Boxed element entries:
┄┄┄┄┄┄┄┄┄┄

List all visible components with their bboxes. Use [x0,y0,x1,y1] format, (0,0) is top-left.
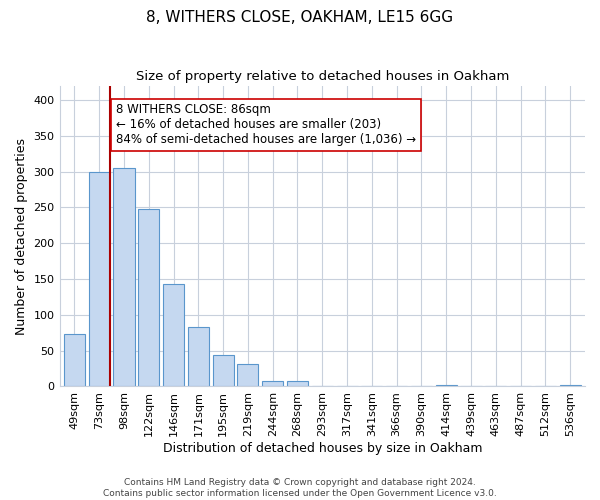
Bar [163,284,184,386]
Bar [262,382,283,386]
Y-axis label: Number of detached properties: Number of detached properties [15,138,28,334]
Bar [436,385,457,386]
Text: 8, WITHERS CLOSE, OAKHAM, LE15 6GG: 8, WITHERS CLOSE, OAKHAM, LE15 6GG [146,10,454,25]
Bar [188,327,209,386]
Bar [138,209,160,386]
Bar [89,172,110,386]
Title: Size of property relative to detached houses in Oakham: Size of property relative to detached ho… [136,70,509,83]
Bar [287,382,308,386]
Bar [560,385,581,386]
Text: 8 WITHERS CLOSE: 86sqm
← 16% of detached houses are smaller (203)
84% of semi-de: 8 WITHERS CLOSE: 86sqm ← 16% of detached… [116,104,416,146]
Text: Contains HM Land Registry data © Crown copyright and database right 2024.
Contai: Contains HM Land Registry data © Crown c… [103,478,497,498]
Bar [64,334,85,386]
Bar [113,168,134,386]
Bar [238,364,259,386]
Bar [212,355,233,386]
X-axis label: Distribution of detached houses by size in Oakham: Distribution of detached houses by size … [163,442,482,455]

┄┄┄┄┄┄┄┄┄┄

Copy out the rows above line for line without changing a word. Leave out any pictures.

List all visible components with their bboxes. Use [x0,y0,x1,y1] format, (0,0) is top-left.
Bar [163,284,184,386]
Bar [262,382,283,386]
Y-axis label: Number of detached properties: Number of detached properties [15,138,28,334]
Bar [436,385,457,386]
Text: 8, WITHERS CLOSE, OAKHAM, LE15 6GG: 8, WITHERS CLOSE, OAKHAM, LE15 6GG [146,10,454,25]
Bar [188,327,209,386]
Bar [138,209,160,386]
Bar [89,172,110,386]
Title: Size of property relative to detached houses in Oakham: Size of property relative to detached ho… [136,70,509,83]
Bar [287,382,308,386]
Bar [560,385,581,386]
Text: 8 WITHERS CLOSE: 86sqm
← 16% of detached houses are smaller (203)
84% of semi-de: 8 WITHERS CLOSE: 86sqm ← 16% of detached… [116,104,416,146]
Text: Contains HM Land Registry data © Crown copyright and database right 2024.
Contai: Contains HM Land Registry data © Crown c… [103,478,497,498]
Bar [64,334,85,386]
Bar [113,168,134,386]
Bar [238,364,259,386]
Bar [212,355,233,386]
X-axis label: Distribution of detached houses by size in Oakham: Distribution of detached houses by size … [163,442,482,455]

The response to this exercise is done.